ENTRIES SHOWN:
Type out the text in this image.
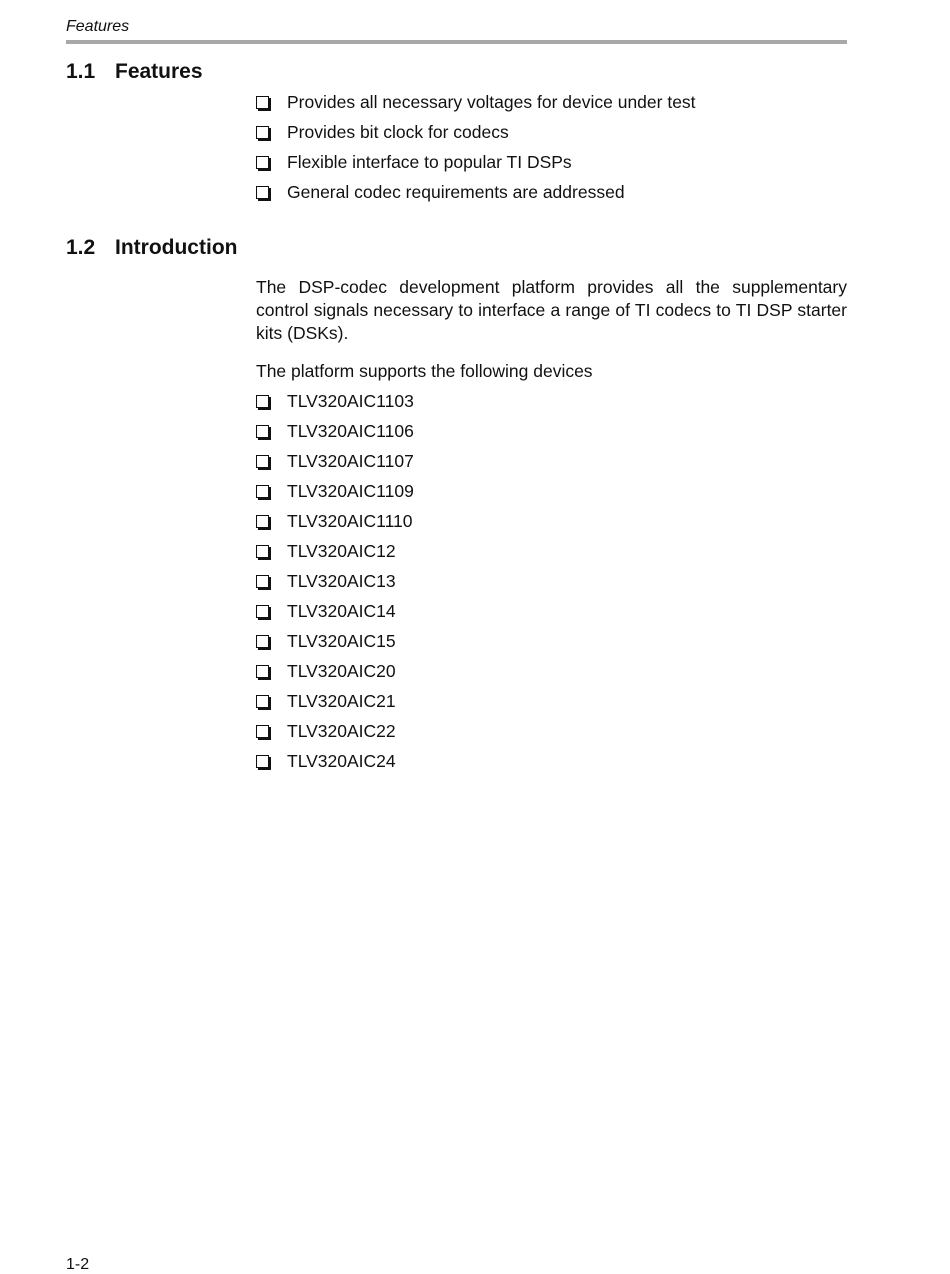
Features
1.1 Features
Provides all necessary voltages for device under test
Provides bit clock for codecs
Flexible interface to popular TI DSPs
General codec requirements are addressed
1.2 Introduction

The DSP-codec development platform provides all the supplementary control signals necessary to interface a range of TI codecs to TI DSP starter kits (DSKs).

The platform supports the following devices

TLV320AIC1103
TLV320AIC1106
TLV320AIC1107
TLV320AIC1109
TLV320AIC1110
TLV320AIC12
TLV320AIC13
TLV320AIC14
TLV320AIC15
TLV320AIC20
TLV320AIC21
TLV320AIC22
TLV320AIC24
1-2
* * *
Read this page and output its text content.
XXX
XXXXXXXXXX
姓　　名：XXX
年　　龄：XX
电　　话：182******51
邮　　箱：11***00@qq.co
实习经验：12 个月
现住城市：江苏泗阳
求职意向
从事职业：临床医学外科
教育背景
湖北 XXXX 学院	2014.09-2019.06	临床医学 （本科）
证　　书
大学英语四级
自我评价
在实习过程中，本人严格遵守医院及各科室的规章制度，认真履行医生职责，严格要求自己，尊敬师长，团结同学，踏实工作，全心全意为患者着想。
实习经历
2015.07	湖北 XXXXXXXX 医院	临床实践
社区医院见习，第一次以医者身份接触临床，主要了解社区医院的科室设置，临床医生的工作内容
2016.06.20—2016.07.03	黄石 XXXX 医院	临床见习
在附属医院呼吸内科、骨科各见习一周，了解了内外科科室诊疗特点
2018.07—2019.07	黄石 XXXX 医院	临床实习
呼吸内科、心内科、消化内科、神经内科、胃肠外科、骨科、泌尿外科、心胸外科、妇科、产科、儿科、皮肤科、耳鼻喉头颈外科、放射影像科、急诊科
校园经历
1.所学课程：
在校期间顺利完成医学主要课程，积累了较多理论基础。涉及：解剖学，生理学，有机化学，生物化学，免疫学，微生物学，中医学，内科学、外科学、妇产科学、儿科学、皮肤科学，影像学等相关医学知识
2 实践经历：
--
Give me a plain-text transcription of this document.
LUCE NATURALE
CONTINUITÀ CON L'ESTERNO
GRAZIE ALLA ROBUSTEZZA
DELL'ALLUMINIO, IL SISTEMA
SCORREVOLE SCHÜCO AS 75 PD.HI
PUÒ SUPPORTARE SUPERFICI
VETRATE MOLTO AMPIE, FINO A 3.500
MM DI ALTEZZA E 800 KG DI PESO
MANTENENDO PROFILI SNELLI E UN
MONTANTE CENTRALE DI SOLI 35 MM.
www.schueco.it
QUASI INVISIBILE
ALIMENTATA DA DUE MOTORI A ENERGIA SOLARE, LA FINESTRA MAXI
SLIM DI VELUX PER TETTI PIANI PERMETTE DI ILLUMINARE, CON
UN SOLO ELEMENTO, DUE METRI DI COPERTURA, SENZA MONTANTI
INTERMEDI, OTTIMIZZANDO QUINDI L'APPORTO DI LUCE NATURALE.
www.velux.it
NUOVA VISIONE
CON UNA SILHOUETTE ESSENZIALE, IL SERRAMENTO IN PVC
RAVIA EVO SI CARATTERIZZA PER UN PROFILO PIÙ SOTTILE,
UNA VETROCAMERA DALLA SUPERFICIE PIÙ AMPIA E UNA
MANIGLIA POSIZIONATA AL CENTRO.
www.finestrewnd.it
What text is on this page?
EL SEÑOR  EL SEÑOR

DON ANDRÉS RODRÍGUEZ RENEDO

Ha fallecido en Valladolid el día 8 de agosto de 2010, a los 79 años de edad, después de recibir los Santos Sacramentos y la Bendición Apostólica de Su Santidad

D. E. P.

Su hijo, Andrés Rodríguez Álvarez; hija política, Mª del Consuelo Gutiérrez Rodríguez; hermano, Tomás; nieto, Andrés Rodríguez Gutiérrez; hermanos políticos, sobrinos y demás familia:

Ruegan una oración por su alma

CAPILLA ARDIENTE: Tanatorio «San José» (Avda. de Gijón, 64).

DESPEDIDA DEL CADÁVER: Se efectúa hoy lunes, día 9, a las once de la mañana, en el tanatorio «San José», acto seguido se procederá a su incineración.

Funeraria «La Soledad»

EXERCISE: Give back only a number, the number of lines where the string "necessary" occurs.

TASK SOLUTION: 2